* Data for processing
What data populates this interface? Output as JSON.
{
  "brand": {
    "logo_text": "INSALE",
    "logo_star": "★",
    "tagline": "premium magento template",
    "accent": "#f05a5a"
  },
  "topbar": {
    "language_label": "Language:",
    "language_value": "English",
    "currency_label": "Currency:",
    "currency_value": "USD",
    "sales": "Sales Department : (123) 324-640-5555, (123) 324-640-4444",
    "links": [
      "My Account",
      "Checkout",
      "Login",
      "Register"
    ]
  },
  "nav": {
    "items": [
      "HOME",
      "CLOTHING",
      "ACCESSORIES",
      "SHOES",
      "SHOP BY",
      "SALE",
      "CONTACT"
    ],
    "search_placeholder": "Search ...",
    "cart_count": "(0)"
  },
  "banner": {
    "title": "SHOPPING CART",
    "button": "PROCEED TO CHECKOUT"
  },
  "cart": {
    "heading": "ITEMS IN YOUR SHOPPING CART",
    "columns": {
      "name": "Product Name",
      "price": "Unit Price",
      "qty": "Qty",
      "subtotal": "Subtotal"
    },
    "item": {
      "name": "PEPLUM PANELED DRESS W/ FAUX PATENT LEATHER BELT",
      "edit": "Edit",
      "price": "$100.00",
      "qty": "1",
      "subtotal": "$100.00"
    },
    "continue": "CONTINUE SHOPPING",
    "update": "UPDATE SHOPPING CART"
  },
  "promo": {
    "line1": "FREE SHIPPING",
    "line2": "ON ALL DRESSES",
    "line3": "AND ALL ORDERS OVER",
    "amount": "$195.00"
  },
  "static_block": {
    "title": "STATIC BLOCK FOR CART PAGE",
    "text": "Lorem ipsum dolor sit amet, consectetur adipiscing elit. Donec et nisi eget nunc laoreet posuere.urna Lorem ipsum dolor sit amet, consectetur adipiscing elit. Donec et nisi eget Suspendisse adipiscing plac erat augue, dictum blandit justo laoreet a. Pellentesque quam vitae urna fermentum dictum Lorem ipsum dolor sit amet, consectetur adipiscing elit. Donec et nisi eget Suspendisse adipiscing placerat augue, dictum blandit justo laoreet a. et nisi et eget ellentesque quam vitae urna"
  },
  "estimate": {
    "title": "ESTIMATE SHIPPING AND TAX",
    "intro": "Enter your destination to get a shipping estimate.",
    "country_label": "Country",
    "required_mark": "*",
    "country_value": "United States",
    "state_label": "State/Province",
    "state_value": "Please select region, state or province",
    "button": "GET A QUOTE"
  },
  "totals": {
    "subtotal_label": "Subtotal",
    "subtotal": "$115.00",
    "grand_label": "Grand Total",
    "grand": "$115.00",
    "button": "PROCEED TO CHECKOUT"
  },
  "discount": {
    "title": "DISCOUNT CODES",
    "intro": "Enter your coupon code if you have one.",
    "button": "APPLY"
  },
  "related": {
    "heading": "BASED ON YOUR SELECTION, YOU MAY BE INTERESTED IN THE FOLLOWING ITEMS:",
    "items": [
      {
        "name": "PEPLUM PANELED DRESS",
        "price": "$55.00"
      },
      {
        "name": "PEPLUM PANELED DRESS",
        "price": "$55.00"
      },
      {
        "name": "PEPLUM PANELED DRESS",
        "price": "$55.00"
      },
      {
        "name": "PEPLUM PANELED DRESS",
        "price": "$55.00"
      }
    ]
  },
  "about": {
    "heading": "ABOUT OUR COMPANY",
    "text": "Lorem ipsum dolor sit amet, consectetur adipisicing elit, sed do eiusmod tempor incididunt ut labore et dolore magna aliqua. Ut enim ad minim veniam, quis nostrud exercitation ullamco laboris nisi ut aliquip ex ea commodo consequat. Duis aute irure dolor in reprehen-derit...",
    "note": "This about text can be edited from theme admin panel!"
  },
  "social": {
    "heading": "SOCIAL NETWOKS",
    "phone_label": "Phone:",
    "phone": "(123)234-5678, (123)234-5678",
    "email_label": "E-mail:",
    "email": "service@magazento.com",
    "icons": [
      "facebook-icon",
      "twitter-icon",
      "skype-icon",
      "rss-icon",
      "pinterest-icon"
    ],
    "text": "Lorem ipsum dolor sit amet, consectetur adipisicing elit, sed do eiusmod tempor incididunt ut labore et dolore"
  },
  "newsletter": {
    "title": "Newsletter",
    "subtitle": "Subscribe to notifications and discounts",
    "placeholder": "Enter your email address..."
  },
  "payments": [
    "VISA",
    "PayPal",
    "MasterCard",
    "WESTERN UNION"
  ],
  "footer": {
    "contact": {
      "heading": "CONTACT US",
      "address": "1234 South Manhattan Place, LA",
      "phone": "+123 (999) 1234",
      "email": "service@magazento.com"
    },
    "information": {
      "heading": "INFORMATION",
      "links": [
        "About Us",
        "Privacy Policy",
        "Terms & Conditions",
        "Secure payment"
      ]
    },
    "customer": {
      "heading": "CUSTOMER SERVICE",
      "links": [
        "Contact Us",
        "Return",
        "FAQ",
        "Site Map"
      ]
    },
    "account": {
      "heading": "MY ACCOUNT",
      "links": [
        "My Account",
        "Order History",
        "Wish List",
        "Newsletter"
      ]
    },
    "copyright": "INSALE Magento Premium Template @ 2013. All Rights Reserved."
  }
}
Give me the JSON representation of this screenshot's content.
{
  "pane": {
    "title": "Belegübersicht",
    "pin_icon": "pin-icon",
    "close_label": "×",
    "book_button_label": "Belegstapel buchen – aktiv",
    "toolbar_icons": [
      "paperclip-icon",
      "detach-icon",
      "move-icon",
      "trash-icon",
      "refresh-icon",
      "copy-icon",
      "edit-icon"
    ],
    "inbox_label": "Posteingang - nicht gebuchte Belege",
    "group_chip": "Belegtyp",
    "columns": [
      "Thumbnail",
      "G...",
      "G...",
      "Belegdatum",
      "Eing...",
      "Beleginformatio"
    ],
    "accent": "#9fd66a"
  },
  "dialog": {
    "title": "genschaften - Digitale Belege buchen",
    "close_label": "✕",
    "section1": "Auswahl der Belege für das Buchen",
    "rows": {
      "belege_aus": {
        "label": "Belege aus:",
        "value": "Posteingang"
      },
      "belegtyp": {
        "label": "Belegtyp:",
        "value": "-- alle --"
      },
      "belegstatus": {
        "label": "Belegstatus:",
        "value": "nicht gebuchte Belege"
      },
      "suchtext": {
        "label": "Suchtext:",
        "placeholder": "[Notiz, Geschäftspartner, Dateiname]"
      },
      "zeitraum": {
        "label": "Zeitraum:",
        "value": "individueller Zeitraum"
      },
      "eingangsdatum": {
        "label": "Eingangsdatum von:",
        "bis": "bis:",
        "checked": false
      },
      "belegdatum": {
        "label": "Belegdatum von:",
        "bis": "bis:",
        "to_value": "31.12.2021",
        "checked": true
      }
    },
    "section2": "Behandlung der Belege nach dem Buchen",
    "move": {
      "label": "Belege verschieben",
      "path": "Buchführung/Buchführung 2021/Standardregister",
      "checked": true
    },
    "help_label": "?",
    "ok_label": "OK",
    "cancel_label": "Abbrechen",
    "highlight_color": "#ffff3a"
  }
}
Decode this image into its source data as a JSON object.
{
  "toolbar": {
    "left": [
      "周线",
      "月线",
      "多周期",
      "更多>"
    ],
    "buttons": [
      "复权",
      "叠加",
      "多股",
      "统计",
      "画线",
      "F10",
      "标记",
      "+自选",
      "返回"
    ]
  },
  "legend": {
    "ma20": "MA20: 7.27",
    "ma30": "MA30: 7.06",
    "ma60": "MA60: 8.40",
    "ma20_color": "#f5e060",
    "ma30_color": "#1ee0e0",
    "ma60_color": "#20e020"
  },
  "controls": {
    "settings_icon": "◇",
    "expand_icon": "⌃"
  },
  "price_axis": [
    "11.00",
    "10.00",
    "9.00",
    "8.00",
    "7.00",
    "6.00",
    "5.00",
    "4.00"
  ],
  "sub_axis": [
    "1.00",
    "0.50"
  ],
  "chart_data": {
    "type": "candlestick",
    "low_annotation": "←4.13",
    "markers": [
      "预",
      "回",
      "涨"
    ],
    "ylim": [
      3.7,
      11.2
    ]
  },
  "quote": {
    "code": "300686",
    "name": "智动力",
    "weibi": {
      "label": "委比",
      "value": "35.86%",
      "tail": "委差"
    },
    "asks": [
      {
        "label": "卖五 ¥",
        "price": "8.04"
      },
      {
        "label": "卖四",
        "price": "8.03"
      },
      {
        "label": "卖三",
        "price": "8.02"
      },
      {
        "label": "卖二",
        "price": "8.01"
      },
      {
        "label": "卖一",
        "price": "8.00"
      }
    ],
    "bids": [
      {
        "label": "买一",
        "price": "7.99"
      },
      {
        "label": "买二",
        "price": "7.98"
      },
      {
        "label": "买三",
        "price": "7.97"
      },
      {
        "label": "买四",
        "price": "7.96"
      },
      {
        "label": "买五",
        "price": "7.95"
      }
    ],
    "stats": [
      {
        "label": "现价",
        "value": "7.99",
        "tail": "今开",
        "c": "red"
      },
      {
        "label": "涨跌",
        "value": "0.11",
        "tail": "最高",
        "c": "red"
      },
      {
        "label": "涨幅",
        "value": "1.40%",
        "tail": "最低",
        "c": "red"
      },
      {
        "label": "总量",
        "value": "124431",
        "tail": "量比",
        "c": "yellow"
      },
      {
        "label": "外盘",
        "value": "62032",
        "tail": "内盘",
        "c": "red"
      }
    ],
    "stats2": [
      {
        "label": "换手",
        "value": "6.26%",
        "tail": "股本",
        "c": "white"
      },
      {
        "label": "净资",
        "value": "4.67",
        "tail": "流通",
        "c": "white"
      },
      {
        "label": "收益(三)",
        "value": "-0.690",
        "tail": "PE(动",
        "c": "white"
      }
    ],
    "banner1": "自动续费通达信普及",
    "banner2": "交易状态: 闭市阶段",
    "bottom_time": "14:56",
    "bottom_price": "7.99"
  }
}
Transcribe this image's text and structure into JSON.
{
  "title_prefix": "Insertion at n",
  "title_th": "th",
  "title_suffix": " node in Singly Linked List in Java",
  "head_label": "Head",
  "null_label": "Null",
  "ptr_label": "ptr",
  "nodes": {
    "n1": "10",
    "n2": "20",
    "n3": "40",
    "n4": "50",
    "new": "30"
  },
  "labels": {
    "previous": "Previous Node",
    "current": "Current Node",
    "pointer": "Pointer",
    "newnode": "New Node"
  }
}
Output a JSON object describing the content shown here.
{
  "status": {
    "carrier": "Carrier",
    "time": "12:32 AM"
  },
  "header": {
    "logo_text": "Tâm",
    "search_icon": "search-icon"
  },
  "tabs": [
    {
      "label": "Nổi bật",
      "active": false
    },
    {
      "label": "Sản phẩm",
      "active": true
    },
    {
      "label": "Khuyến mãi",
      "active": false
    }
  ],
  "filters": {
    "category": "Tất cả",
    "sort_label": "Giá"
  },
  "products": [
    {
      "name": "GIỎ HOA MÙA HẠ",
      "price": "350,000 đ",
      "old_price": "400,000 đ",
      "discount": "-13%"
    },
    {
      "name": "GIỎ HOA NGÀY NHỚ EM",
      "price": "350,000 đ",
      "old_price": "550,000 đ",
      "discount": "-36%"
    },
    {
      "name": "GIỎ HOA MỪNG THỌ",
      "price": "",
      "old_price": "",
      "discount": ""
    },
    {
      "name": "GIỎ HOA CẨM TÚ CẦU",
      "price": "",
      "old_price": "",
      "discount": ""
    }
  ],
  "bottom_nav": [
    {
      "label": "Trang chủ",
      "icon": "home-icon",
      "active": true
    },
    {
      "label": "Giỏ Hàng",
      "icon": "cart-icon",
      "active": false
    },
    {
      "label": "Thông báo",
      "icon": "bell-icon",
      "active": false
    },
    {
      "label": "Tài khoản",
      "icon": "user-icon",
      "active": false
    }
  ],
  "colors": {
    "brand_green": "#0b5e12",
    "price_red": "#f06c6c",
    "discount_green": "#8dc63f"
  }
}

* To be done
Extract every line that has the string "elit" in it.

* Exercise solution
    "text": "Lorem ipsum dolor sit amet, consectetur adipiscing elit. Donec et nisi eget nunc laoreet posuere.urna Lorem ipsum dolor sit amet, consectetur adipiscing elit. Donec et nisi eget Suspendisse adipiscing plac erat augue, dictum blandit justo laoreet a. Pellentesque quam vitae urna fermentum dictum Lorem ipsum dolor sit amet, consectetur adipiscing elit. Donec et nisi eget Suspendisse adipiscing placerat augue, dictum blandit justo laoreet a. et nisi et eget ellentesque quam vitae urna"
    "text": "Lorem ipsum dolor sit amet, consectetur adipisicing elit, sed do eiusmod tempor incididunt ut labore et dolore magna aliqua. Ut enim ad minim veniam, quis nostrud exercitation ullamco laboris nisi ut aliquip ex ea commodo consequat. Duis aute irure dolor in reprehen-derit...",
    "text": "Lorem ipsum dolor sit amet, consectetur adipisicing elit, sed do eiusmod tempor incididunt ut labore et dolore"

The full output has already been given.